── Listing ──

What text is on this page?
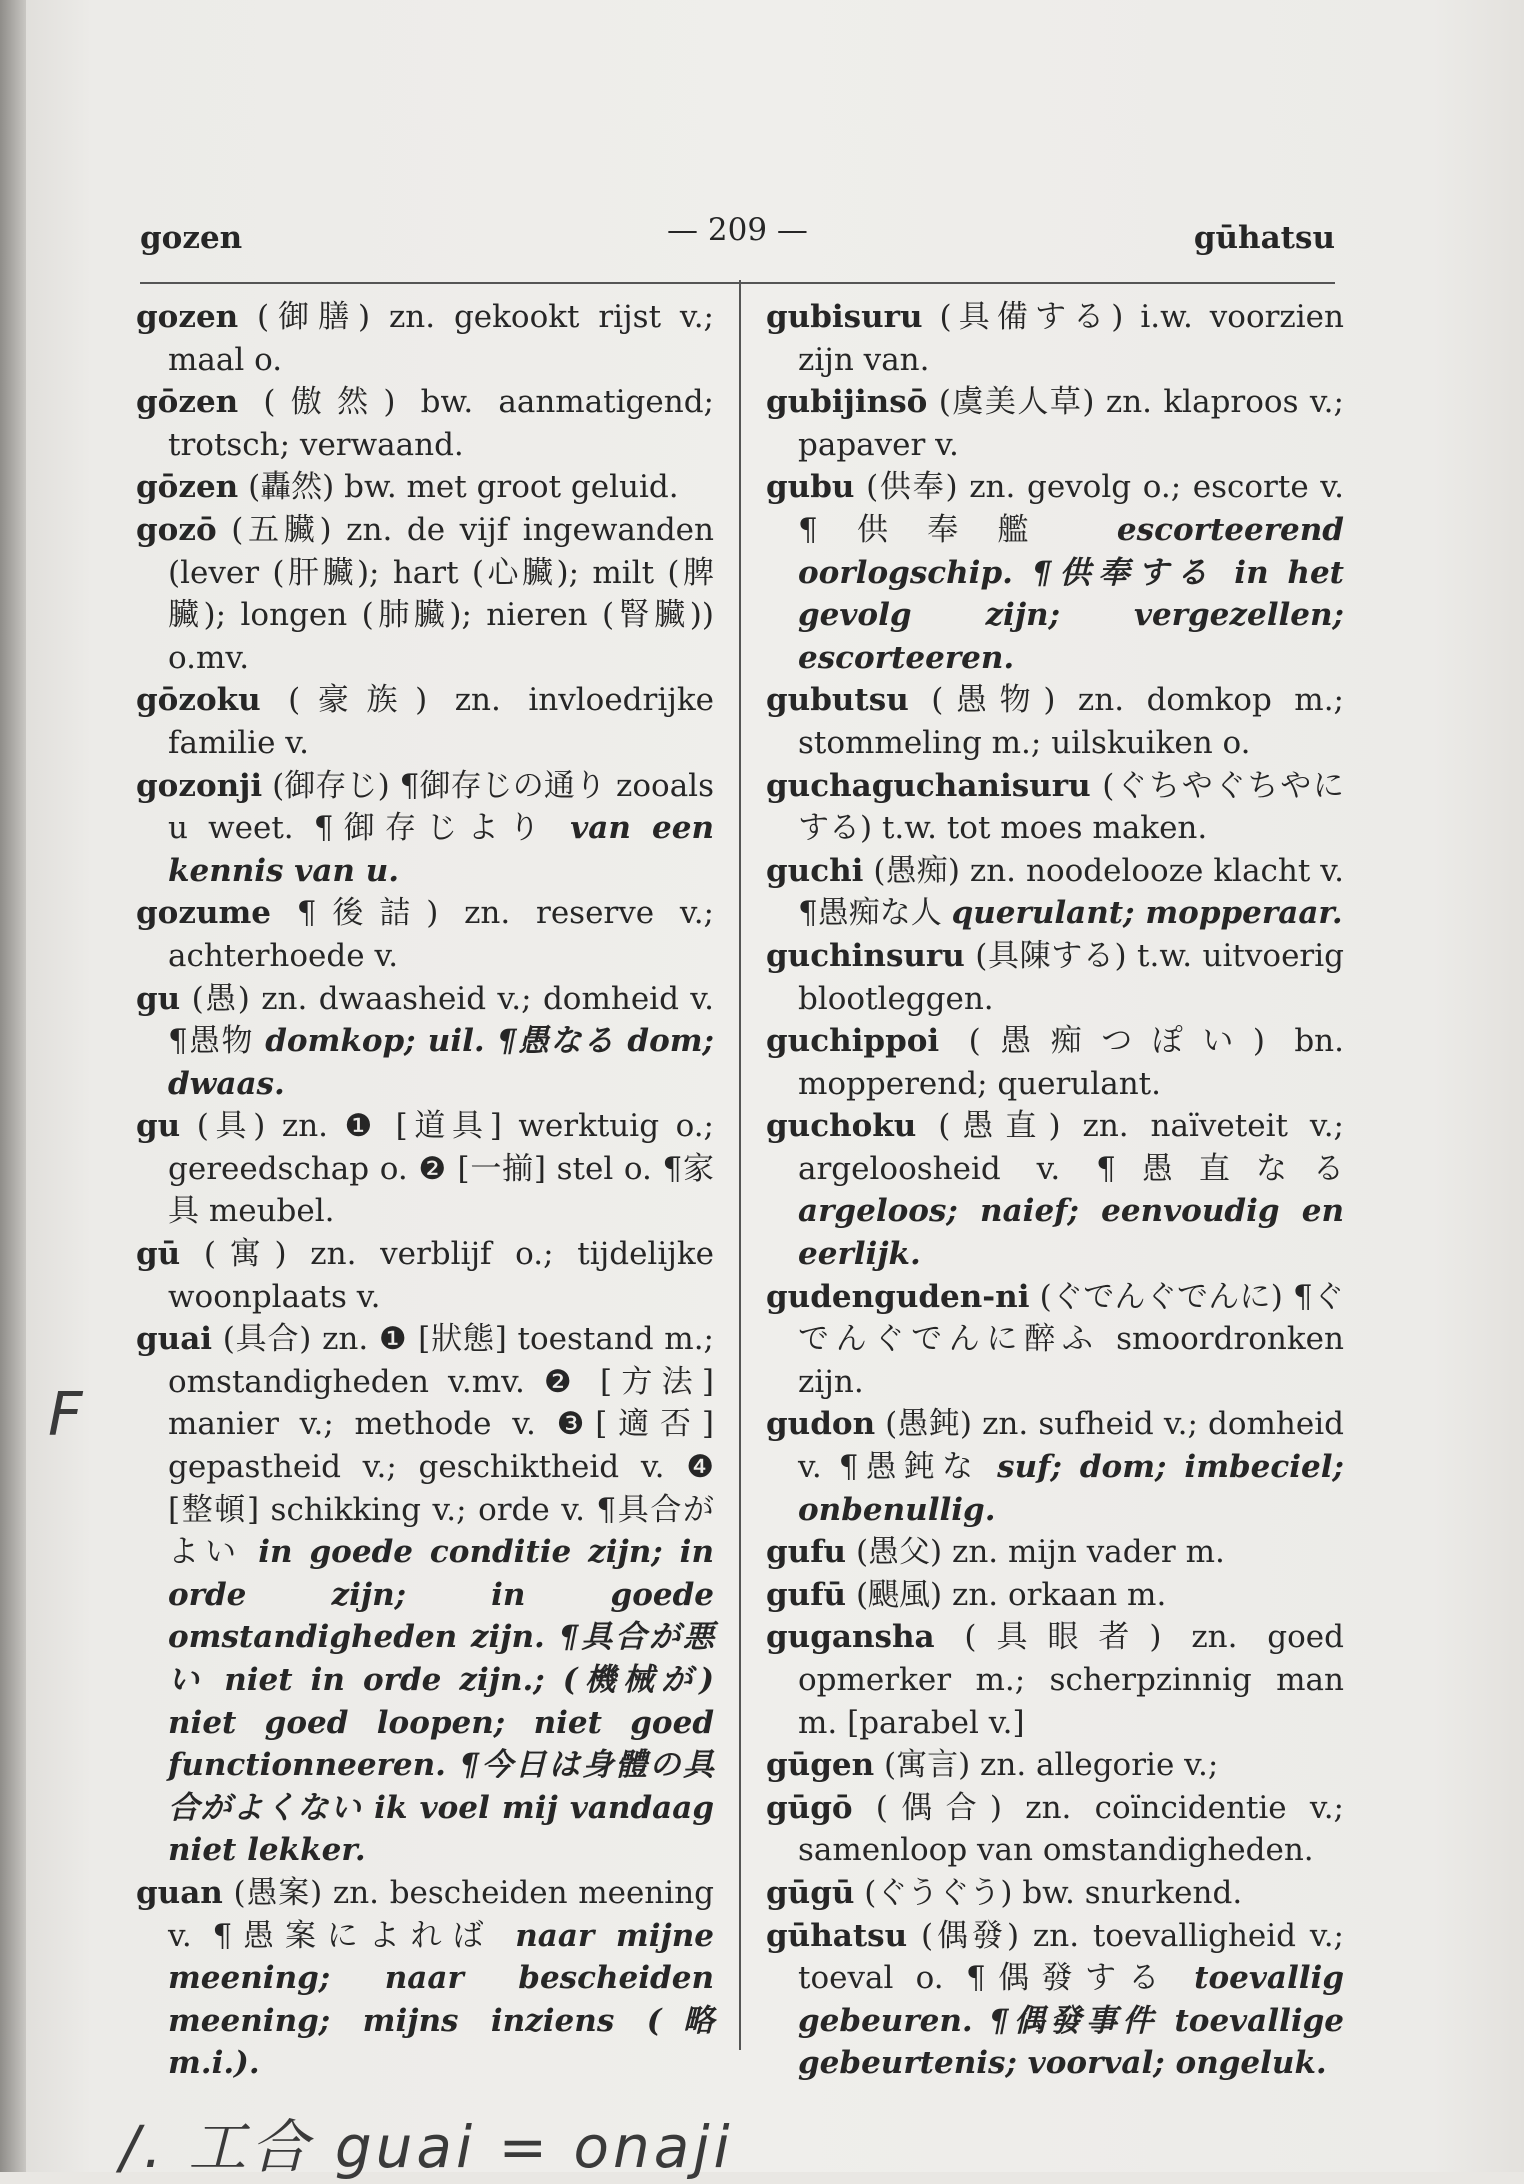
gozen	— 209 —	gūhatsu

gozen (御膳) zn. gekookt rijst v.; maal o.

gōzen (傲然) bw. aanmatigend; trotsch; verwaand.

gōzen (轟然) bw. met groot geluid.

gozō (五臟) zn. de vijf ingewanden (lever (肝臟); hart (心臟); milt (脾臟); longen (肺臟); nieren (腎臟)) o.mv.

gōzoku (豪族) zn. invloedrijke familie v.

gozonji (御存じ) ¶御存じの通り zooals u weet. ¶御存じより van een kennis van u.

gozume ¶後詰) zn. reserve v.; achterhoede v.

gu (愚) zn. dwaasheid v.; domheid v. ¶愚物 domkop; uil. ¶愚なる dom; dwaas.

gu (具) zn. ❶ [道具] werktuig o.; gereedschap o. ❷ [一揃] stel o. ¶家具 meubel.

gū (寓) zn. verblijf o.; tijdelijke woonplaats v.

guai (具合) zn. ❶ [狀態] toestand m.; omstandigheden v.mv. ❷ [方法] manier v.; methode v. ❸[適否] gepastheid v.; geschiktheid v. ❹ [整頓] schikking v.; orde v. ¶具合がよい in goede conditie zijn; in orde zijn; in goede omstandigheden zijn. ¶具合が悪い niet in orde zijn.; (機械が) niet goed loopen; niet goed functionneeren. ¶今日は身體の具合がよくない ik voel mij vandaag niet lekker.

guan (愚案) zn. bescheiden meening v. ¶愚案によれば naar mijne meening; naar bescheiden meening; mijns inziens (略 m.i.).

gubisuru (具備する) i.w. voorzien zijn van.

gubijinsō (虞美人草) zn. klaproos v.; papaver v.

gubu (供奉) zn. gevolg o.; escorte v. ¶供奉艦 escorteerend oorlogschip. ¶供奉する in het gevolg zijn; vergezellen; escorteeren.

gubutsu (愚物) zn. domkop m.; stommeling m.; uilskuiken o.

guchaguchanisuru (ぐちやぐちやにする) t.w. tot moes maken.

guchi (愚痴) zn. noodelooze klacht v. ¶愚痴な人 querulant; mopperaar.

guchinsuru (具陳する) t.w. uitvoerig blootleggen.

guchippoi (愚痴つぽい) bn. mopperend; querulant.

guchoku (愚直) zn. naïveteit v.; argeloosheid v. ¶愚直なる argeloos; naief; eenvoudig en eerlijk.

gudenguden-ni (ぐでんぐでんに) ¶ぐでんぐでんに醉ふ smoordronken zijn.

gudon (愚鈍) zn. sufheid v.; domheid v. ¶愚鈍な suf; dom; imbeciel; onbenullig.

gufu (愚父) zn. mijn vader m.

gufū (颶風) zn. orkaan m.

gugansha (具眼者) zn. goed opmerker m.; scherpzinnig man m. [parabel v.]

gūgen (寓言) zn. allegorie v.;

gūgō (偶合) zn. coïncidentie v.; samenloop van omstandigheden.

gūgū (ぐうぐう) bw. snurkend.

gūhatsu (偶發) zn. toevalligheid v.; toeval o. ¶偶發する toevallig gebeuren. ¶偶發事件 toevallige gebeurtenis; voorval; ongeluk.

F
/. 工合 guai = onaji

───

- [Exercise details]: Set down every record once more, word for word, without pictures.

- [Result]:
What text is on this page?
gozen	— 209 —	gūhatsu

gozen (御膳) zn. gekookt rijst v.; maal o.

gōzen (傲然) bw. aanmatigend; trotsch; verwaand.

gōzen (轟然) bw. met groot geluid.

gozō (五臟) zn. de vijf ingewanden (lever (肝臟); hart (心臟); milt (脾臟); longen (肺臟); nieren (腎臟)) o.mv.

gōzoku (豪族) zn. invloedrijke familie v.

gozonji (御存じ) ¶御存じの通り zooals u weet. ¶御存じより van een kennis van u.

gozume ¶後詰) zn. reserve v.; achterhoede v.

gu (愚) zn. dwaasheid v.; domheid v. ¶愚物 domkop; uil. ¶愚なる dom; dwaas.

gu (具) zn. ❶ [道具] werktuig o.; gereedschap o. ❷ [一揃] stel o. ¶家具 meubel.

gū (寓) zn. verblijf o.; tijdelijke woonplaats v.

guai (具合) zn. ❶ [狀態] toestand m.; omstandigheden v.mv. ❷ [方法] manier v.; methode v. ❸[適否] gepastheid v.; geschiktheid v. ❹ [整頓] schikking v.; orde v. ¶具合がよい in goede conditie zijn; in orde zijn; in goede omstandigheden zijn. ¶具合が悪い niet in orde zijn.; (機械が) niet goed loopen; niet goed functionneeren. ¶今日は身體の具合がよくない ik voel mij vandaag niet lekker.

guan (愚案) zn. bescheiden meening v. ¶愚案によれば naar mijne meening; naar bescheiden meening; mijns inziens (略 m.i.).

gubisuru (具備する) i.w. voorzien zijn van.

gubijinsō (虞美人草) zn. klaproos v.; papaver v.

gubu (供奉) zn. gevolg o.; escorte v. ¶供奉艦 escorteerend oorlogschip. ¶供奉する in het gevolg zijn; vergezellen; escorteeren.

gubutsu (愚物) zn. domkop m.; stommeling m.; uilskuiken o.

guchaguchanisuru (ぐちやぐちやにする) t.w. tot moes maken.

guchi (愚痴) zn. noodelooze klacht v. ¶愚痴な人 querulant; mopperaar.

guchinsuru (具陳する) t.w. uitvoerig blootleggen.

guchippoi (愚痴つぽい) bn. mopperend; querulant.

guchoku (愚直) zn. naïveteit v.; argeloosheid v. ¶愚直なる argeloos; naief; eenvoudig en eerlijk.

gudenguden-ni (ぐでんぐでんに) ¶ぐでんぐでんに醉ふ smoordronken zijn.

gudon (愚鈍) zn. sufheid v.; domheid v. ¶愚鈍な suf; dom; imbeciel; onbenullig.

gufu (愚父) zn. mijn vader m.

gufū (颶風) zn. orkaan m.

gugansha (具眼者) zn. goed opmerker m.; scherpzinnig man m. [parabel v.]

gūgen (寓言) zn. allegorie v.;

gūgō (偶合) zn. coïncidentie v.; samenloop van omstandigheden.

gūgū (ぐうぐう) bw. snurkend.

gūhatsu (偶發) zn. toevalligheid v.; toeval o. ¶偶發する toevallig gebeuren. ¶偶發事件 toevallige gebeurtenis; voorval; ongeluk.

F
/. 工合 guai = onaji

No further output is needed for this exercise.